Items from a data source
:::::

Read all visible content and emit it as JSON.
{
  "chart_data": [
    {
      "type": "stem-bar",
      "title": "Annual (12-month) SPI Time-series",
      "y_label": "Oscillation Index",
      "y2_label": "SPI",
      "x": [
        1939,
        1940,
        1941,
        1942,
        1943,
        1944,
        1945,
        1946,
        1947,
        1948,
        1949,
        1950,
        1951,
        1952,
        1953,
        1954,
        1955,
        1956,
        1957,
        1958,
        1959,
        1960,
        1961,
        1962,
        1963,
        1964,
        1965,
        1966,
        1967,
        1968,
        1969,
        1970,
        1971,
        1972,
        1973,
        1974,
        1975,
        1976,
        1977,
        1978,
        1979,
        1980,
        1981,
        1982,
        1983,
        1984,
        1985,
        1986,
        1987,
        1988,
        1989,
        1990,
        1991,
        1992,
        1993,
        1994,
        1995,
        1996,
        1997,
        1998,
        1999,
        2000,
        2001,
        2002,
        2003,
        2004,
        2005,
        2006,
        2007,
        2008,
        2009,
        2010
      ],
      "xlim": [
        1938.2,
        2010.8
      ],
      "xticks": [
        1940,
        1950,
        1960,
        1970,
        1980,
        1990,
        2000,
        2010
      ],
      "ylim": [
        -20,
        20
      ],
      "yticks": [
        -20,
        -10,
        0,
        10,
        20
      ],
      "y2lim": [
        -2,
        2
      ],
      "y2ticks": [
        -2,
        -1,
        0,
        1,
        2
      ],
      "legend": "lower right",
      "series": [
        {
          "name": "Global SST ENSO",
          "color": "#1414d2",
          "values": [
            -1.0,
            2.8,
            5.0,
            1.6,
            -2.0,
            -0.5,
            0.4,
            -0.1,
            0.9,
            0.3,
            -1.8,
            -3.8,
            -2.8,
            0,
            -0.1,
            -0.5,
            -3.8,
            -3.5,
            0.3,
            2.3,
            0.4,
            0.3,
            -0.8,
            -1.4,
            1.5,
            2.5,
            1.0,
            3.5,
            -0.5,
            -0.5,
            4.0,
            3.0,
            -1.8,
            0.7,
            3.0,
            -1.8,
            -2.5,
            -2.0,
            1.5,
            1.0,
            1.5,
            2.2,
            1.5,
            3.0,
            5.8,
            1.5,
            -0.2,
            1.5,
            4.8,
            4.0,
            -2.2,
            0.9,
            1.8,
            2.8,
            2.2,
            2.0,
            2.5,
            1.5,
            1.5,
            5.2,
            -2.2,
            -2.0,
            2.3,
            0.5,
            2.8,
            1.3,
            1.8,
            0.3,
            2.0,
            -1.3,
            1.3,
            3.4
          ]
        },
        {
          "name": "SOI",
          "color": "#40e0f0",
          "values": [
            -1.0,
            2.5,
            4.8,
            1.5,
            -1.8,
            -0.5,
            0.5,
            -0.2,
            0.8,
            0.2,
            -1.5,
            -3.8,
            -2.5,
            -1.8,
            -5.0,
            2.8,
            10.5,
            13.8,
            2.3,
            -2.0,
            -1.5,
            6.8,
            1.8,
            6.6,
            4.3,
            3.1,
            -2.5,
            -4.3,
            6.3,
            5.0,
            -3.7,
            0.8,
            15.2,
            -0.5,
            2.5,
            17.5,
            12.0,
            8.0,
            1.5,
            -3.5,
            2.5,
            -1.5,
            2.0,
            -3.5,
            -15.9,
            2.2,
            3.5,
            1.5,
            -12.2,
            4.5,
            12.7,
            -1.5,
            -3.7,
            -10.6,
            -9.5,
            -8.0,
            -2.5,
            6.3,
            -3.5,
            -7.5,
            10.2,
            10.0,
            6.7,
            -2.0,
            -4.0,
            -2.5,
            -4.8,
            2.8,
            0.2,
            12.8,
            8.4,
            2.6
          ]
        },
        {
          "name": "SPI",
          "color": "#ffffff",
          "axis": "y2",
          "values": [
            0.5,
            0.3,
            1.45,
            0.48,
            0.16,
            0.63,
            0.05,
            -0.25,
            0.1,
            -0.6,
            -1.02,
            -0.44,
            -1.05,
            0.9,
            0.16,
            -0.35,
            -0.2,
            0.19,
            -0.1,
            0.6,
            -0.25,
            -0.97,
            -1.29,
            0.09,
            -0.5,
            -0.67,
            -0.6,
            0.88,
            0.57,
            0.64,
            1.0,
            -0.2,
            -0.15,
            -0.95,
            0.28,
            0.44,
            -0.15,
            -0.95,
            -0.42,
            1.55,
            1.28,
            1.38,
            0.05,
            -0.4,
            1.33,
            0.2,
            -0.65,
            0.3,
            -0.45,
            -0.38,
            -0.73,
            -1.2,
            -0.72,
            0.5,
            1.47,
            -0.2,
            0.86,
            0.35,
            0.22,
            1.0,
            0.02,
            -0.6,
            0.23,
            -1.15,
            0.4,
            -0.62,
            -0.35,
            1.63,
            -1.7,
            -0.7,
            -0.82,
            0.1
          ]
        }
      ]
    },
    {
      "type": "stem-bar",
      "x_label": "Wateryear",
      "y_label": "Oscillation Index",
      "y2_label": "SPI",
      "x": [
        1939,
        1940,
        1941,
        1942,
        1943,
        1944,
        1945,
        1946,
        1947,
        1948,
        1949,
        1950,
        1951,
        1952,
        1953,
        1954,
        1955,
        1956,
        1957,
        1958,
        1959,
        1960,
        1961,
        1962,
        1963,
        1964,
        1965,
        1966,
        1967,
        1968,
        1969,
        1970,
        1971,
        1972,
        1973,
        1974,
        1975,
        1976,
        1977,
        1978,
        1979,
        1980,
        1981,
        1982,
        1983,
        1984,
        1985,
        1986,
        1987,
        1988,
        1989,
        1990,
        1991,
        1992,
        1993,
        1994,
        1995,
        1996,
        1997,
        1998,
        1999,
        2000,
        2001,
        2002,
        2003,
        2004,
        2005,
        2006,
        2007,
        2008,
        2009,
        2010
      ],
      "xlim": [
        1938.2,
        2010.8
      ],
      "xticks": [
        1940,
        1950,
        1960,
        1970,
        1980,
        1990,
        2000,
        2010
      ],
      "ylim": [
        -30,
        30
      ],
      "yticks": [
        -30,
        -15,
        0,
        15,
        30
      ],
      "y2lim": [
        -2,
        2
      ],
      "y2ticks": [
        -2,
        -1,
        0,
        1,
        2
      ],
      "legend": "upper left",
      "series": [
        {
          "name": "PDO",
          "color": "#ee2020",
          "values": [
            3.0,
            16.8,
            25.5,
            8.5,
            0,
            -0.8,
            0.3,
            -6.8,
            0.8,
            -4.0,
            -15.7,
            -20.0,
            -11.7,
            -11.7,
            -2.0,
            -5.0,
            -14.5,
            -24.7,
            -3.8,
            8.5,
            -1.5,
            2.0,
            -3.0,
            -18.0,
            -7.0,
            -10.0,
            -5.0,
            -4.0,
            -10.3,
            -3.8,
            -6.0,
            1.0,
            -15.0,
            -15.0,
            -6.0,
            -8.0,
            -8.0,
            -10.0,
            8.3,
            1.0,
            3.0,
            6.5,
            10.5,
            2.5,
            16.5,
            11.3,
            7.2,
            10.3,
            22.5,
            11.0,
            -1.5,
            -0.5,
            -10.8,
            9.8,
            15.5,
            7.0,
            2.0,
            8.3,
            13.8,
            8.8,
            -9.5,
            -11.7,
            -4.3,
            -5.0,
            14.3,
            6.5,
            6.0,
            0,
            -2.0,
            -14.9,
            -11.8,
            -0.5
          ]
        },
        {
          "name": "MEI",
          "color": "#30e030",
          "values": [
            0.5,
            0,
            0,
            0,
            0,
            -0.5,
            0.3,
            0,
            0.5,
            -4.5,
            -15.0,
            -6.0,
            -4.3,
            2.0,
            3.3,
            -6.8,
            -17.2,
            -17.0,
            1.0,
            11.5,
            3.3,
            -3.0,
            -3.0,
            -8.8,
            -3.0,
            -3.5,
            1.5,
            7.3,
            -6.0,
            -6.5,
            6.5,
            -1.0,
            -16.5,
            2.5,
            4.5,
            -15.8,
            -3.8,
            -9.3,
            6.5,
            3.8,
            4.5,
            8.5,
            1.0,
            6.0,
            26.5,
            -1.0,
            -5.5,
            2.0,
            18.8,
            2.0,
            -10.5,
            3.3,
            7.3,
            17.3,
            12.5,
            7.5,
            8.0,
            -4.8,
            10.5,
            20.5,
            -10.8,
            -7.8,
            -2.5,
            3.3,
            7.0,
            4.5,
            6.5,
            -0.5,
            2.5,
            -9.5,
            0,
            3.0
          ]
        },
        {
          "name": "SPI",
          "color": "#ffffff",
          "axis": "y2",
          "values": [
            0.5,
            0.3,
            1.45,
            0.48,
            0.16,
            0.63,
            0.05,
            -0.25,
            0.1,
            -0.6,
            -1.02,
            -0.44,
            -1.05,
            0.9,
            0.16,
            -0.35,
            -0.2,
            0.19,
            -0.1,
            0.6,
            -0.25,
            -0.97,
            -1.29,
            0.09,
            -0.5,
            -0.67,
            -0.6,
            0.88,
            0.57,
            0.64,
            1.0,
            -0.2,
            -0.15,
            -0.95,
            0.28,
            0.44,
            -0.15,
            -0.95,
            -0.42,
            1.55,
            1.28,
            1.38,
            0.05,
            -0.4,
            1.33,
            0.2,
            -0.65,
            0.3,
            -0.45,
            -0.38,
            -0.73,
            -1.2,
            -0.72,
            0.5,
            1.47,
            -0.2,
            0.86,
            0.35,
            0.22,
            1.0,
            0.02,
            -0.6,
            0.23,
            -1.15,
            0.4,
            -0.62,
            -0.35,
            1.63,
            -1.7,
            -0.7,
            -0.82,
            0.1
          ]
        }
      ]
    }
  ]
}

:::::

Short problem
Read the data above and pull out each line that holds the string "name".

Complete output
          "name": "Global SST ENSO",
          "name": "SOI",
          "name": "SPI",
          "name": "PDO",
          "name": "MEI",
          "name": "SPI",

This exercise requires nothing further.